▶ [Recorded data]:
= = = = =

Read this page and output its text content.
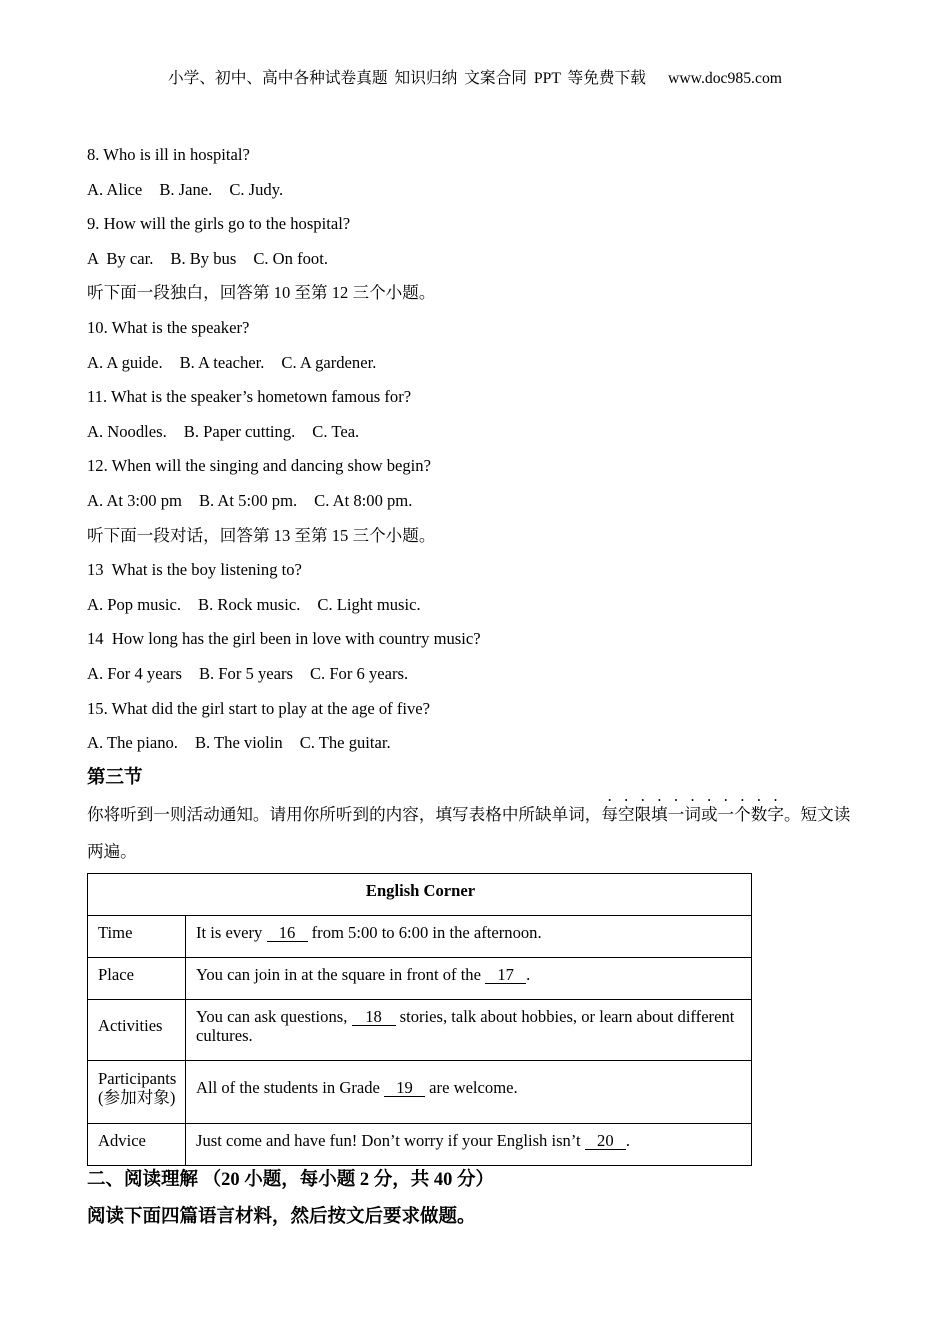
小学、初中、高中各种试卷真题 知识归纳 文案合同 PPT 等免费下载 www.doc985.com
8. Who is ill in hospital?
A. Alice B. Jane. C. Judy.
9. How will the girls go to the hospital?
A  By car. B. By bus C. On foot.
听下面一段独白，回答第 10 至第 12 三个小题。
10. What is the speaker?
A. A guide. B. A teacher. C. A gardener.
11. What is the speaker’s hometown famous for?
A. Noodles. B. Paper cutting. C. Tea.
12. When will the singing and dancing show begin?
A. At 3:00 pm B. At 5:00 pm. C. At 8:00 pm.
听下面一段对话，回答第 13 至第 15 三个小题。
13  What is the boy listening to?
A. Pop music. B. Rock music. C. Light music.
14  How long has the girl been in love with country music?
A. For 4 years B. For 5 years C. For 6 years.
15. What did the girl start to play at the age of five?
A. The piano. B. The violin C. The guitar.
第三节
你将听到一则活动通知。请用你所听到的内容，填写表格中所缺单词，每空限填一词或一个数字。短文读
两遍。
English Corner	
Time	It is every 16 from 5:00 to 6:00 in the afternoon.
Place	You can join in at the square in front of the 17 .
Activities	You can ask questions, 18 stories, talk about hobbies, or learn about different cultures.

Participants
(参加对象)	All of the students in Grade 19 are welcome.
Advice	Just come and have fun! Don’t worry if your English isn’t 20 .
二、阅读理解 （20 小题，每小题 2 分，共 40 分）
阅读下面四篇语言材料，然后按文后要求做题。
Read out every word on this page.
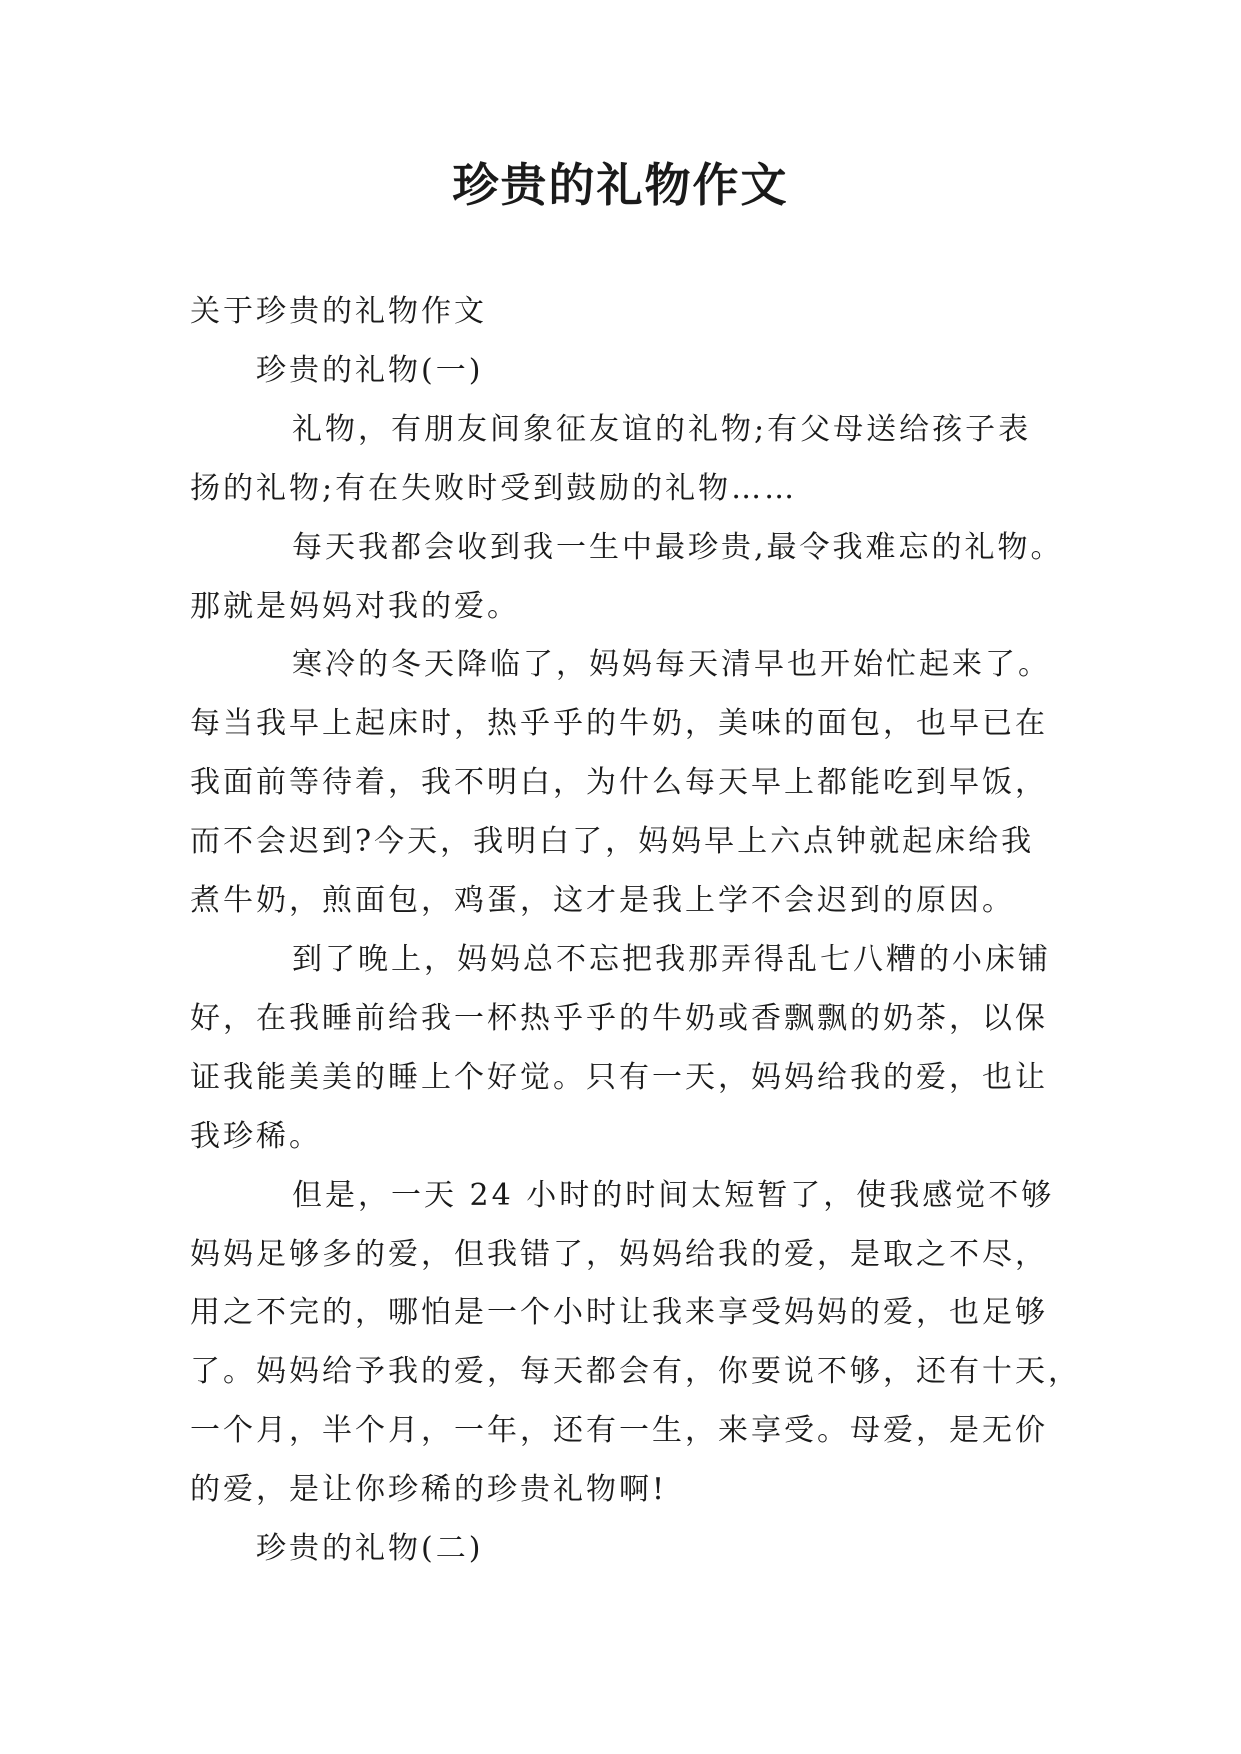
珍贵的礼物作文

关于珍贵的礼物作文

珍贵的礼物(一)

礼物，有朋友间象征友谊的礼物;有父母送给孩子表

扬的礼物;有在失败时受到鼓励的礼物……

每天我都会收到我一生中最珍贵,最令我难忘的礼物。

那就是妈妈对我的爱。

寒冷的冬天降临了，妈妈每天清早也开始忙起来了。

每当我早上起床时，热乎乎的牛奶，美味的面包，也早已在

我面前等待着，我不明白，为什么每天早上都能吃到早饭，

而不会迟到?今天，我明白了，妈妈早上六点钟就起床给我

煮牛奶，煎面包，鸡蛋，这才是我上学不会迟到的原因。

到了晚上，妈妈总不忘把我那弄得乱七八糟的小床铺

好，在我睡前给我一杯热乎乎的牛奶或香飘飘的奶茶，以保

证我能美美的睡上个好觉。只有一天，妈妈给我的爱，也让

我珍稀。

但是，一天 24 小时的时间太短暂了，使我感觉不够

妈妈足够多的爱，但我错了，妈妈给我的爱，是取之不尽，

用之不完的，哪怕是一个小时让我来享受妈妈的爱，也足够

了。妈妈给予我的爱，每天都会有，你要说不够，还有十天，

一个月，半个月，一年，还有一生，来享受。母爱，是无价

的爱，是让你珍稀的珍贵礼物啊!

珍贵的礼物(二)
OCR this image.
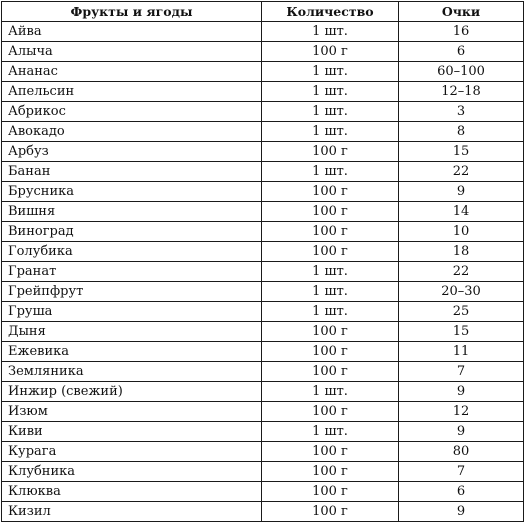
Фрукты и ягоды	Количество	Очки
Айва	1 шт.	16
Алыча	100 г	6
Ананас	1 шт.	60–100
Апельсин	1 шт.	12–18
Абрикос	1 шт.	3
Авокадо	1 шт.	8
Арбуз	100 г	15
Банан	1 шт.	22
Брусника	100 г	9
Вишня	100 г	14
Виноград	100 г	10
Голубика	100 г	18
Гранат	1 шт.	22
Грейпфрут	1 шт.	20–30
Груша	1 шт.	25
Дыня	100 г	15
Ежевика	100 г	11
Земляника	100 г	7
Инжир (свежий)	1 шт.	9
Изюм	100 г	12
Киви	1 шт.	9
Курага	100 г	80
Клубника	100 г	7
Клюква	100 г	6
Кизил	100 г	9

= = = = =

▶ [Task prompt]: Provide the number of lines containing the string "this", with no other output.

▶ [Task output]: 3